## YOUR TASK
In the listing that follows, count each line where the word "body" appears; write nothing but the count.

## DATA FOR THIS TASK

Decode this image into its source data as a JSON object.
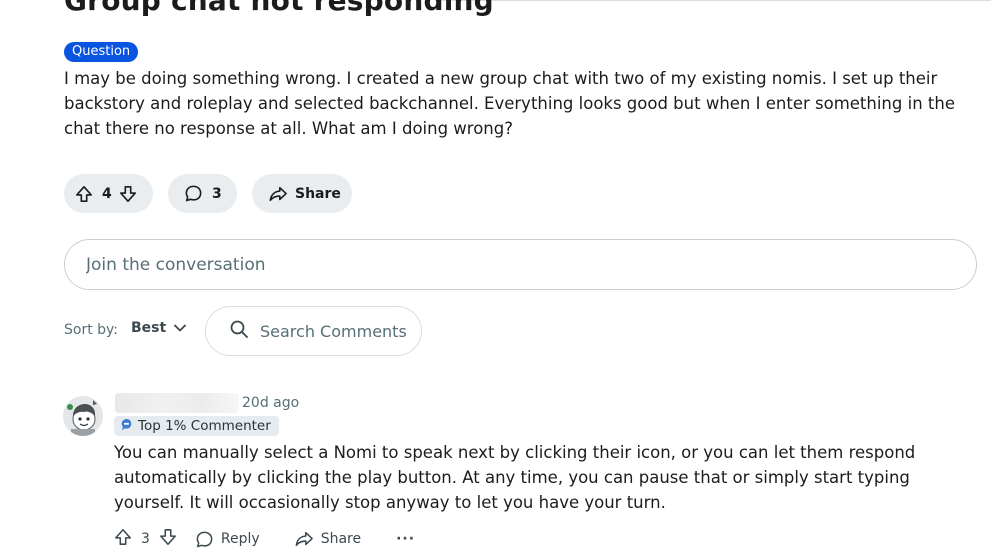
{
  "post": {
    "title": "Group chat not responding",
    "flair": "Question",
    "body": "I may be doing something wrong. I created a new group chat with two of my existing nomis. I set up their backstory and roleplay and selected backchannel. Everything looks good but when I enter something in the chat there no response at all. What am I doing wrong?",
    "vote_count": "4",
    "comment_count": "3",
    "share_label": "Share"
  },
  "composer": {
    "placeholder": "Join the conversation"
  },
  "sort": {
    "label": "Sort by:",
    "selected": "Best"
  },
  "search": {
    "placeholder": "Search Comments"
  },
  "comments": [
    {
      "timestamp": "20d ago",
      "badge": "Top 1% Commenter",
      "body": "You can manually select a Nomi to speak next by clicking their icon, or you can let them respond automatically by clicking the play button. At any time, you can pause that or simply start typing yourself. It will occasionally stop anyway to let you have your turn.",
      "vote_count": "3",
      "reply_label": "Reply",
      "share_label": "Share",
      "more_label": "···"
    }
  ],
  "colors": {
    "flair_bg": "#0a55e0",
    "pill_bg": "#e9edef",
    "muted_text": "#576f76"
  },
  "icons": {
    "upvote": "arrow-up-icon",
    "downvote": "arrow-down-icon",
    "comment": "speech-bubble-icon",
    "share": "share-arrow-icon",
    "search": "search-icon",
    "chevron": "chevron-down-icon",
    "badge": "comment-badge-icon"
  }
}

## SOLUTION
2